> [TASK DETAILS]:
Could you render the items below as a numbered list, leaving out blank lines and pictures, covering only the part that opens with the line containing "List all visible" and closes with the line containing "x-coordinate-cell: 426110.37 <box>201", both included?

> [RECORDS PROVIDED]:
+-------+

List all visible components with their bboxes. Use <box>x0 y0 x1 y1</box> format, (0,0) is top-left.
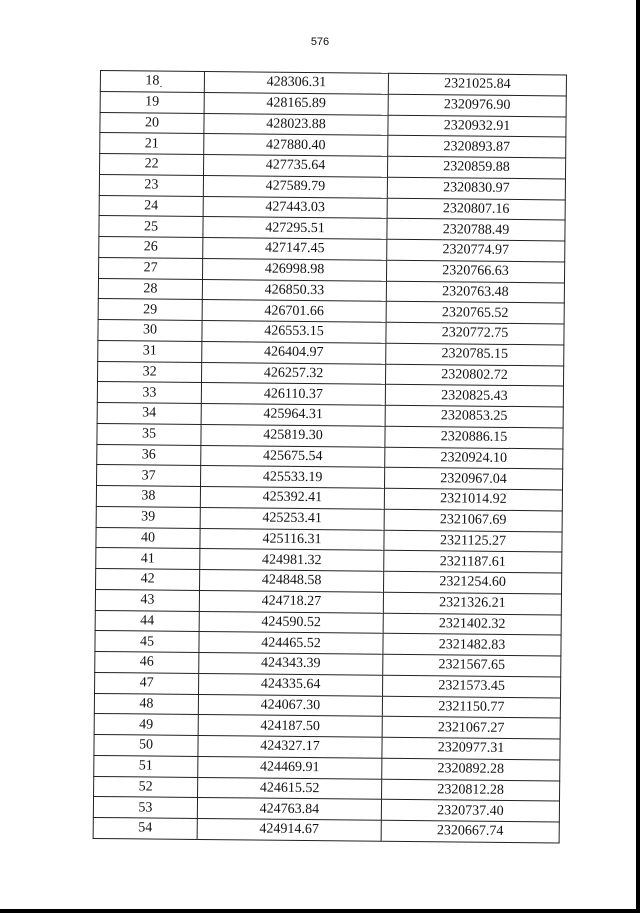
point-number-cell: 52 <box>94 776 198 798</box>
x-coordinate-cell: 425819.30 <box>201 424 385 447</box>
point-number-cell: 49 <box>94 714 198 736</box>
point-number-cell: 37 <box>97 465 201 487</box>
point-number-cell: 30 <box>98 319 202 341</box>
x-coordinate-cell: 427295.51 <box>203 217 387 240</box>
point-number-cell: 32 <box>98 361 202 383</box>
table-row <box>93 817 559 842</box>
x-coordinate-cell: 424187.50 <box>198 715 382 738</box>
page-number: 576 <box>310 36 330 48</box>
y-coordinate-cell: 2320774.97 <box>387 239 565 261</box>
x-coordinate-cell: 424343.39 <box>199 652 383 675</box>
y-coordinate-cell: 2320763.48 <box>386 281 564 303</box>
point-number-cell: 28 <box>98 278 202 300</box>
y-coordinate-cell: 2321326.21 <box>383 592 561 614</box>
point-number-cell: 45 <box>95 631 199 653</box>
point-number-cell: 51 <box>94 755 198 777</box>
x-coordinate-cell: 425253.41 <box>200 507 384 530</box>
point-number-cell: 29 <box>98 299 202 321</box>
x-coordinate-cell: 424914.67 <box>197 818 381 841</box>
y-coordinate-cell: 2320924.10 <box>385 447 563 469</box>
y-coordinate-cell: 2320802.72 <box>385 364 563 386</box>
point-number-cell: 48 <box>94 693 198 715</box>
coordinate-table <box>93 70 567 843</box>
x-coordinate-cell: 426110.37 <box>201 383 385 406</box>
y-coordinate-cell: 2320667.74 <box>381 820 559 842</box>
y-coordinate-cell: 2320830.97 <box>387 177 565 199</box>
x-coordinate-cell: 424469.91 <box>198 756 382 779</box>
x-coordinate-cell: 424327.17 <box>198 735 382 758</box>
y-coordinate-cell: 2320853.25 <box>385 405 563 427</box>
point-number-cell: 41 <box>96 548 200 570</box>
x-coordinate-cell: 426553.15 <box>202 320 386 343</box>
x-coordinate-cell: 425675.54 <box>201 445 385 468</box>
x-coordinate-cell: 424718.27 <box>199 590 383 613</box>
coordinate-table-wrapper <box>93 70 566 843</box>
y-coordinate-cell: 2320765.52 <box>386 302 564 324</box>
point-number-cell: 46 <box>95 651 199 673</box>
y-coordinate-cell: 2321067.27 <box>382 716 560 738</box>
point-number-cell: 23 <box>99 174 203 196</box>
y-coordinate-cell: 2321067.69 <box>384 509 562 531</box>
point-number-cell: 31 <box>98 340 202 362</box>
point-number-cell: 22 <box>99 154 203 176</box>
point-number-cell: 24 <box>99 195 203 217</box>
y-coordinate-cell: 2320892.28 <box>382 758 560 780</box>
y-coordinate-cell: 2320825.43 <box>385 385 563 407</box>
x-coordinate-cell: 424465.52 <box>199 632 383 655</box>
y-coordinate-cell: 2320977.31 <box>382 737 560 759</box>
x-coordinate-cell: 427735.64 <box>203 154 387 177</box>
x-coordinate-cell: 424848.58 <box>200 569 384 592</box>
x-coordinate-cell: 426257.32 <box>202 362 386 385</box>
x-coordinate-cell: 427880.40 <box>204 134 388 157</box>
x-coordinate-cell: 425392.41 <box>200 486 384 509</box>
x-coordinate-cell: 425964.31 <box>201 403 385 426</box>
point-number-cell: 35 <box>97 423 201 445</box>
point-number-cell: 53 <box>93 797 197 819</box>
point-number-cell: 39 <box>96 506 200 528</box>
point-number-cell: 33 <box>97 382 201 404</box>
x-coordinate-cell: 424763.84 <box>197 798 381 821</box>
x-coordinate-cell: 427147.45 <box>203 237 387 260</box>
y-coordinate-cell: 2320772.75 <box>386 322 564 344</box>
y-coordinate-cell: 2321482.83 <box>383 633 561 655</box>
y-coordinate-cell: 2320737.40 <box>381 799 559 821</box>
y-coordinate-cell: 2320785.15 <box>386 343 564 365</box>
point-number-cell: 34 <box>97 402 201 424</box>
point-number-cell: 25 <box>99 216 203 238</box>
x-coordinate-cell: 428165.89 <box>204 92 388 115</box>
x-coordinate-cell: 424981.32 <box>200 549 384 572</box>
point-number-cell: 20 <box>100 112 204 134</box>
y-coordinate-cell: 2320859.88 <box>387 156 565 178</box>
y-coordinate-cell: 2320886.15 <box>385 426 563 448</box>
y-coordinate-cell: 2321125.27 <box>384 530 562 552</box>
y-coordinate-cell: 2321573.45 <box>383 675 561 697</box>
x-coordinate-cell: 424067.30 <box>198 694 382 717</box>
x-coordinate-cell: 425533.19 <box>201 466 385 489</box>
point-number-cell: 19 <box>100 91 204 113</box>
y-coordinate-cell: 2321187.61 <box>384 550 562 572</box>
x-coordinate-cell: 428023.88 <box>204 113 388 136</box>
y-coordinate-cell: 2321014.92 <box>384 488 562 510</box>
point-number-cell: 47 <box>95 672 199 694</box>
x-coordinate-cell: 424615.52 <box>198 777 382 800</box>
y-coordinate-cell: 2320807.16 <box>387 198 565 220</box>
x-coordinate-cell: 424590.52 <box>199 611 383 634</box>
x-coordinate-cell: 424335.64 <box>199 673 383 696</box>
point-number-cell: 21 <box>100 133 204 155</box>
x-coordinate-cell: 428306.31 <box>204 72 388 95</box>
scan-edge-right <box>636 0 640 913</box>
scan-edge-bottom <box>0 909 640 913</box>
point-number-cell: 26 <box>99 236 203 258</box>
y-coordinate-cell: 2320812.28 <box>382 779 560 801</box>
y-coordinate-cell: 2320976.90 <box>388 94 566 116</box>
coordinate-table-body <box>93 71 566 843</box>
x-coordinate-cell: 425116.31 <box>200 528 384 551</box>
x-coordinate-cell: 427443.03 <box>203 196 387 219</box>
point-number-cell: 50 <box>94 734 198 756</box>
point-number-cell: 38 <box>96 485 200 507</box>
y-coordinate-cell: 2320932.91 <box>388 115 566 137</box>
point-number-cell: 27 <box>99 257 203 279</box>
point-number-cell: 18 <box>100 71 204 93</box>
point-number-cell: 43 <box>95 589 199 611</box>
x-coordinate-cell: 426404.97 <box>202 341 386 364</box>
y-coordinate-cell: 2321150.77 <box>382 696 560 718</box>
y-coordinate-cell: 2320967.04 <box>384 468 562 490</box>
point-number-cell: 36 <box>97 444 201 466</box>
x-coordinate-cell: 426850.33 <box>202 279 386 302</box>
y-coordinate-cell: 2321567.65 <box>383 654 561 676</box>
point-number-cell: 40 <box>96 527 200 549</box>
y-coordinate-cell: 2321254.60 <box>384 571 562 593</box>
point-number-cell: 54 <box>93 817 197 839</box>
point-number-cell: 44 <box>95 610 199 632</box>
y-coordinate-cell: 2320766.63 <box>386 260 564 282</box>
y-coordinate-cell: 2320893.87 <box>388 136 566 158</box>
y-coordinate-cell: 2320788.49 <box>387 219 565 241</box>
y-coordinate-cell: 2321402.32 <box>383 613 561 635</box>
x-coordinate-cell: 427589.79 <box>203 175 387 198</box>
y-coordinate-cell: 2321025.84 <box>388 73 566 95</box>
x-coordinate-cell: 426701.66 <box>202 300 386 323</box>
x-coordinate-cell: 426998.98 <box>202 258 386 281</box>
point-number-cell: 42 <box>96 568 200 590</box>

+-------+

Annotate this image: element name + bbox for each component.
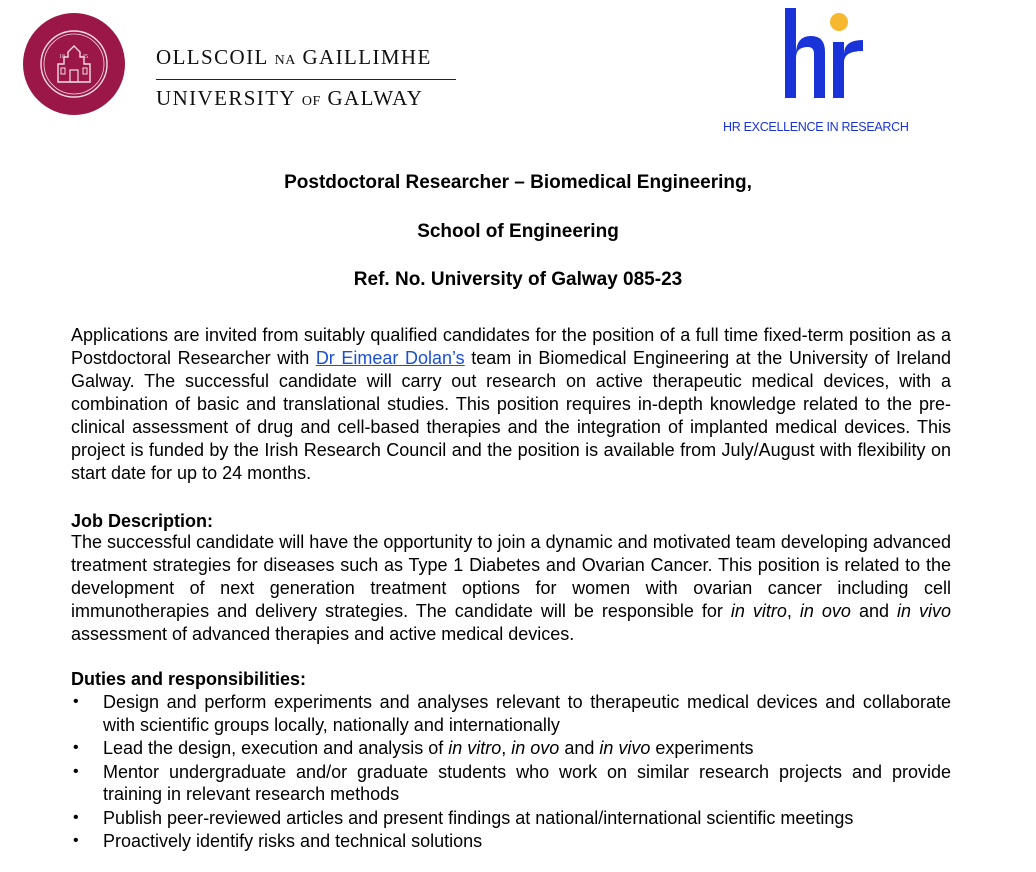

+-------+

> [SOLUTION TO THIS TASK]:
1. List all visible components with their bboxes. Use <box>x0 y0 x1 y1</box> format, (0,0) is top-left.
2. point-number-cell: 52 <box>94 776 198 798</box>
3. x-coordinate-cell: 425819.30 <box>201 424 385 447</box>
4. point-number-cell: 49 <box>94 714 198 736</box>
5. point-number-cell: 37 <box>97 465 201 487</box>
6. point-number-cell: 30 <box>98 319 202 341</box>
7. x-coordinate-cell: 427295.51 <box>203 217 387 240</box>
8. point-number-cell: 32 <box>98 361 202 383</box>
9. table-row <box>93 817 559 842</box>
10. x-coordinate-cell: 424187.50 <box>198 715 382 738</box>
11. page-number: 576 <box>310 36 330 48</box>
12. y-coordinate-cell: 2320774.97 <box>387 239 565 261</box>
13. x-coordinate-cell: 424343.39 <box>199 652 383 675</box>
14. y-coordinate-cell: 2320763.48 <box>386 281 564 303</box>
15. point-number-cell: 28 <box>98 278 202 300</box>
16. y-coordinate-cell: 2321326.21 <box>383 592 561 614</box>
17. point-number-cell: 45 <box>95 631 199 653</box>
18. point-number-cell: 51 <box>94 755 198 777</box>
19. x-coordinate-cell: 425253.41 <box>200 507 384 530</box>
20. point-number-cell: 29 <box>98 299 202 321</box>
21. x-coordinate-cell: 424914.67 <box>197 818 381 841</box>
22. y-coordinate-cell: 2320924.10 <box>385 447 563 469</box>
23. y-coordinate-cell: 2320802.72 <box>385 364 563 386</box>
24. point-number-cell: 48 <box>94 693 198 715</box>
25. coordinate-table <box>93 70 567 843</box>
26. x-coordinate-cell: 426110.37 <box>201 383 385 406</box>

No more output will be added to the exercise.